- **Work to be completed**
Select each line in the records below that contains the string "stage" and copy those lines.

- **Exercise data**
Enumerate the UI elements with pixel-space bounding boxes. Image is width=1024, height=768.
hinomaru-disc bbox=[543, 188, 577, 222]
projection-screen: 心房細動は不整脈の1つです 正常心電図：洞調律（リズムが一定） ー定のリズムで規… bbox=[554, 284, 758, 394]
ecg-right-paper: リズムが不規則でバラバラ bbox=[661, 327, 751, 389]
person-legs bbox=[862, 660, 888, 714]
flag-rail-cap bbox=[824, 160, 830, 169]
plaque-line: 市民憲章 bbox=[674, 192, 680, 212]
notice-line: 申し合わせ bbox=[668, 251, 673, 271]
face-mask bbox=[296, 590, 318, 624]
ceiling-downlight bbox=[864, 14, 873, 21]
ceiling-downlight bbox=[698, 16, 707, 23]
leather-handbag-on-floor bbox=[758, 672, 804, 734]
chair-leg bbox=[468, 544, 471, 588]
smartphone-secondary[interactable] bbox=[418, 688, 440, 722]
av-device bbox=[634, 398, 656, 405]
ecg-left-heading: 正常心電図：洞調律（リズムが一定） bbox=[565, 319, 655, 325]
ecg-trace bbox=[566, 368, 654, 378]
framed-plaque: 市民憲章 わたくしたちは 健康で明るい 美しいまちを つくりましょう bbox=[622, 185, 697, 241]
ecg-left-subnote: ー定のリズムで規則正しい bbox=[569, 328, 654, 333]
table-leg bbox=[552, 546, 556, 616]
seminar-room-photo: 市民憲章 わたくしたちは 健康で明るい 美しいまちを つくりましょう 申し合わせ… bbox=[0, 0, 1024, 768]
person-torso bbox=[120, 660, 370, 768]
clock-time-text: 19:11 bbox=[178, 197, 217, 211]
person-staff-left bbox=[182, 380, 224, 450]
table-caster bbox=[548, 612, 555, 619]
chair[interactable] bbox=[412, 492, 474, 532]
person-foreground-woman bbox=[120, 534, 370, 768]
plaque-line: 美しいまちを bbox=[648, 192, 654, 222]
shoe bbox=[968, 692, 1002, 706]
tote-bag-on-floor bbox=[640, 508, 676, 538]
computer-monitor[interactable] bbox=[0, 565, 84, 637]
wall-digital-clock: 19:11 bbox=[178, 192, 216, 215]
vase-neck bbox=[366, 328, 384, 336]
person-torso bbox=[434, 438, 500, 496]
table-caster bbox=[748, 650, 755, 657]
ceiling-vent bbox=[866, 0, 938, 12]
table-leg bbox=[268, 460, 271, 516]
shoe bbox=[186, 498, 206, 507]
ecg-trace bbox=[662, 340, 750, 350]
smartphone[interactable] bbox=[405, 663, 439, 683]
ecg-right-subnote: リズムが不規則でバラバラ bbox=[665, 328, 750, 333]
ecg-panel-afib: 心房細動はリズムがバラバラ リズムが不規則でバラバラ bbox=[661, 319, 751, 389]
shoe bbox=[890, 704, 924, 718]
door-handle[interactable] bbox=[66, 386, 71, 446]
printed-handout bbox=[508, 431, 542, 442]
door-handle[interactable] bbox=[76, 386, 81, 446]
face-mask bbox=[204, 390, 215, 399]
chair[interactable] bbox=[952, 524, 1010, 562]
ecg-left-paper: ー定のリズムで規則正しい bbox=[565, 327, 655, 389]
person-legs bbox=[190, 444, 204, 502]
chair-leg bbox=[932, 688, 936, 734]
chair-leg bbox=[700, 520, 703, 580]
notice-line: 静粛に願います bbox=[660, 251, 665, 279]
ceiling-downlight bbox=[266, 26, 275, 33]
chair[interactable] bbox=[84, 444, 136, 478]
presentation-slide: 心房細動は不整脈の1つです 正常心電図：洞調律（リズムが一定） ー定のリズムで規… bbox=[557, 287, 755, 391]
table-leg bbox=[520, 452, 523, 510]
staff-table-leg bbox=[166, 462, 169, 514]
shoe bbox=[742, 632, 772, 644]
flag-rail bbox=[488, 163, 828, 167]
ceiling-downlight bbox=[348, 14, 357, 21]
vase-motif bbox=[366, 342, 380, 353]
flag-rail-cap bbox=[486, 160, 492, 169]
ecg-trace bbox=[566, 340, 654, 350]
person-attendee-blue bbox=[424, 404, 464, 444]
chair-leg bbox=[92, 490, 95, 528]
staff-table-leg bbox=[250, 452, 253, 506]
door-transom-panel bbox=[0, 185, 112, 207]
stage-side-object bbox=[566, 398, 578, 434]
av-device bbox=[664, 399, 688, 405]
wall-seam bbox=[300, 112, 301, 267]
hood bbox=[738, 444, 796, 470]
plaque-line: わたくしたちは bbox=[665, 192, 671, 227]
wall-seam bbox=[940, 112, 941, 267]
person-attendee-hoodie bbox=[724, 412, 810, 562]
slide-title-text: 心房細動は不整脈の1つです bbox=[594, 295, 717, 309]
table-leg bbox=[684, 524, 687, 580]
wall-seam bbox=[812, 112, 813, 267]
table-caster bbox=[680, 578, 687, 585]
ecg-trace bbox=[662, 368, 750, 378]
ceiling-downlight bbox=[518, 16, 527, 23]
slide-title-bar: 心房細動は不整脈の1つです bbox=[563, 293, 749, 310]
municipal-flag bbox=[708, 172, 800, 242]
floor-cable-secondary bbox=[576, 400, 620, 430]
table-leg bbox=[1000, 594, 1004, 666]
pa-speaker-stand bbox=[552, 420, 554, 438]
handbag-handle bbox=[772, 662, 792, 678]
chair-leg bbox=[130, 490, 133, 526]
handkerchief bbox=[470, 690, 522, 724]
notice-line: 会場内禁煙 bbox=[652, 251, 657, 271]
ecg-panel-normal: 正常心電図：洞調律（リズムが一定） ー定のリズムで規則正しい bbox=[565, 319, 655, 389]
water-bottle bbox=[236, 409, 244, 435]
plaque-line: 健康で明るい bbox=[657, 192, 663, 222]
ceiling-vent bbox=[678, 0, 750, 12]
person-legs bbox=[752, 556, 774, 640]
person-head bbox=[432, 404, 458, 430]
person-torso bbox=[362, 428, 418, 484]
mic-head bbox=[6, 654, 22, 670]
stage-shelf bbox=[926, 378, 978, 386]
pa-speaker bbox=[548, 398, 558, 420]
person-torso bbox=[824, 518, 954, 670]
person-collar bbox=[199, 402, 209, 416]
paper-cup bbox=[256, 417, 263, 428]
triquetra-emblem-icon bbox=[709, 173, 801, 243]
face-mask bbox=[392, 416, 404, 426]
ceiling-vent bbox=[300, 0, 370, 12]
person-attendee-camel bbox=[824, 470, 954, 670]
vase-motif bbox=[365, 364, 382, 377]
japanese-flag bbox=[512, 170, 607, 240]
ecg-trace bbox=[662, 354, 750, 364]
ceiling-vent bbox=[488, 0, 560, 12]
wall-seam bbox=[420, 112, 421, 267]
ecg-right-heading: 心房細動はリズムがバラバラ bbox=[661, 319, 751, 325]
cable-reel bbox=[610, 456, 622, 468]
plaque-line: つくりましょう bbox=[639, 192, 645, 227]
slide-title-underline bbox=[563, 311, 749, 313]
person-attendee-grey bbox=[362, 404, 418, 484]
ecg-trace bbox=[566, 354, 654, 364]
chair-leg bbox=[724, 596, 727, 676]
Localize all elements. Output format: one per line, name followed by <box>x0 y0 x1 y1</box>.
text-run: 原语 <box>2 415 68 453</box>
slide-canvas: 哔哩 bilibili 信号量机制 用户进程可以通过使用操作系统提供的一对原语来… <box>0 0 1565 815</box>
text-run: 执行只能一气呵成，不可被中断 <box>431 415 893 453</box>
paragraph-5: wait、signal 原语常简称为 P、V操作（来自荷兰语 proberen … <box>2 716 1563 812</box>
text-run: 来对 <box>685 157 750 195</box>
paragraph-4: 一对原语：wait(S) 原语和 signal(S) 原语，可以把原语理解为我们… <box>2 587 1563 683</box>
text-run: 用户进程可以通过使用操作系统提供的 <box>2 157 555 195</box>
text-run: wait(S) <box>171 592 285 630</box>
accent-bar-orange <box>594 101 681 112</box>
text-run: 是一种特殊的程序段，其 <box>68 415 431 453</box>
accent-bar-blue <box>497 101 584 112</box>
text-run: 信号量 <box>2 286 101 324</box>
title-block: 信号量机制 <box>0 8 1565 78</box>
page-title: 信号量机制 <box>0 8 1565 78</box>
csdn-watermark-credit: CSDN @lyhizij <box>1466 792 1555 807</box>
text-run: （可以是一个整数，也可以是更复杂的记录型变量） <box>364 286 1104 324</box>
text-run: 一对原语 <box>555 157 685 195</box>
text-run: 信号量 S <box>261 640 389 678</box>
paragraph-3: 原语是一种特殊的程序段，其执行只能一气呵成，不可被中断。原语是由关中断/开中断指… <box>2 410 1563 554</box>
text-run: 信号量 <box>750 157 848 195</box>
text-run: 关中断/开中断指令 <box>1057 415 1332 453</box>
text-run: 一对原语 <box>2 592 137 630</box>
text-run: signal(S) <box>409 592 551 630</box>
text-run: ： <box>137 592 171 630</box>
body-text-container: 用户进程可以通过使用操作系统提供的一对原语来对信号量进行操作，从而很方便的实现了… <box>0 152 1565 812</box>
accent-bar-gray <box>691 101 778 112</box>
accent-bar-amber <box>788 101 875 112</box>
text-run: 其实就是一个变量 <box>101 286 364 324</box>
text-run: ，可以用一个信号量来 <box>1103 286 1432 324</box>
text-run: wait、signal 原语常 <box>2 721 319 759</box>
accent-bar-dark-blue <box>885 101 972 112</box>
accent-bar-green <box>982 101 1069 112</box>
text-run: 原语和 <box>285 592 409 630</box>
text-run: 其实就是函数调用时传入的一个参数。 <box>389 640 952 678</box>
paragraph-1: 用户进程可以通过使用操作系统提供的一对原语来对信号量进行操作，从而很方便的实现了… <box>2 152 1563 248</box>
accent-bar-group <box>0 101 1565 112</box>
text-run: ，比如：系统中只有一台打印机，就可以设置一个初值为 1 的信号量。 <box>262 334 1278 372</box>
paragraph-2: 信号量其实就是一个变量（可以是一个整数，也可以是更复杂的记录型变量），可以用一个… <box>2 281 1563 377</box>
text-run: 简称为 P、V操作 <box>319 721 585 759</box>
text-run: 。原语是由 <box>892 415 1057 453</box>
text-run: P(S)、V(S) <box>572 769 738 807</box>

- **Answer for this exercise**
stage-side-object bbox=[566, 398, 578, 434]
stage-shelf bbox=[926, 378, 978, 386]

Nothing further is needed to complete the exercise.